■ Exercise: Reproduce the records below in full and exactly, without their images.

Part of a data file
######
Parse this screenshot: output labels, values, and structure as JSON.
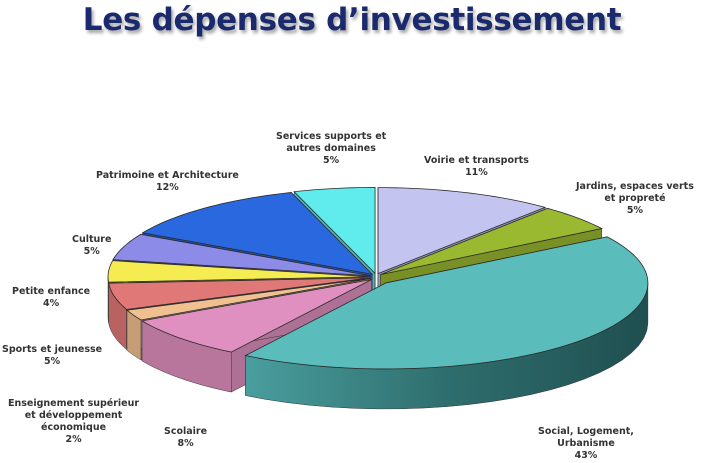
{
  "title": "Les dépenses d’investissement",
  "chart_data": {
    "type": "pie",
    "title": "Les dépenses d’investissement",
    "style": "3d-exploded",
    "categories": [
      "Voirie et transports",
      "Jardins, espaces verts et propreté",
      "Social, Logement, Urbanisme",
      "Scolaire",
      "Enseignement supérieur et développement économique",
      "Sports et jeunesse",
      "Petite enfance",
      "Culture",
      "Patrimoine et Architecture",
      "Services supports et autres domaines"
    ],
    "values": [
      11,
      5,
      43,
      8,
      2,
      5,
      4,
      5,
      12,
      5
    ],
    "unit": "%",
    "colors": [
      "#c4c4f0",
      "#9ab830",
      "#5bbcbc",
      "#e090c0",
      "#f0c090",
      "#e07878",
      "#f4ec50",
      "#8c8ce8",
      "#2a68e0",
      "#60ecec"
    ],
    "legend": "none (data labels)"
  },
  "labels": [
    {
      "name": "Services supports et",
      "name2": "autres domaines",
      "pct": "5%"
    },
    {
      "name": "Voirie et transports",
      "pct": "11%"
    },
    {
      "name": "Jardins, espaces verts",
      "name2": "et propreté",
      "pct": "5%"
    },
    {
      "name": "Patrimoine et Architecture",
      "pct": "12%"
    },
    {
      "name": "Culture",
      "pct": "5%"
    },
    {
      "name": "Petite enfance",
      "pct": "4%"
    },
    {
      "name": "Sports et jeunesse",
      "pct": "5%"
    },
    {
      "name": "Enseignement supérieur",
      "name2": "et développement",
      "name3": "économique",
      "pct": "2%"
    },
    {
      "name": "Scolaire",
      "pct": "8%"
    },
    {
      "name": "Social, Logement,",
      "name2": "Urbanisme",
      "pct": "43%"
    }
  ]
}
######
■ Written answer:
Parse this screenshot: output labels, values, and structure as JSON.
{
  "title": "Les dépenses d’investissement",
  "chart_data": {
    "type": "pie",
    "title": "Les dépenses d’investissement",
    "style": "3d-exploded",
    "categories": [
      "Voirie et transports",
      "Jardins, espaces verts et propreté",
      "Social, Logement, Urbanisme",
      "Scolaire",
      "Enseignement supérieur et développement économique",
      "Sports et jeunesse",
      "Petite enfance",
      "Culture",
      "Patrimoine et Architecture",
      "Services supports et autres domaines"
    ],
    "values": [
      11,
      5,
      43,
      8,
      2,
      5,
      4,
      5,
      12,
      5
    ],
    "unit": "%",
    "colors": [
      "#c4c4f0",
      "#9ab830",
      "#5bbcbc",
      "#e090c0",
      "#f0c090",
      "#e07878",
      "#f4ec50",
      "#8c8ce8",
      "#2a68e0",
      "#60ecec"
    ],
    "legend": "none (data labels)"
  },
  "labels": [
    {
      "name": "Services supports et",
      "name2": "autres domaines",
      "pct": "5%"
    },
    {
      "name": "Voirie et transports",
      "pct": "11%"
    },
    {
      "name": "Jardins, espaces verts",
      "name2": "et propreté",
      "pct": "5%"
    },
    {
      "name": "Patrimoine et Architecture",
      "pct": "12%"
    },
    {
      "name": "Culture",
      "pct": "5%"
    },
    {
      "name": "Petite enfance",
      "pct": "4%"
    },
    {
      "name": "Sports et jeunesse",
      "pct": "5%"
    },
    {
      "name": "Enseignement supérieur",
      "name2": "et développement",
      "name3": "économique",
      "pct": "2%"
    },
    {
      "name": "Scolaire",
      "pct": "8%"
    },
    {
      "name": "Social, Logement,",
      "name2": "Urbanisme",
      "pct": "43%"
    }
  ]
}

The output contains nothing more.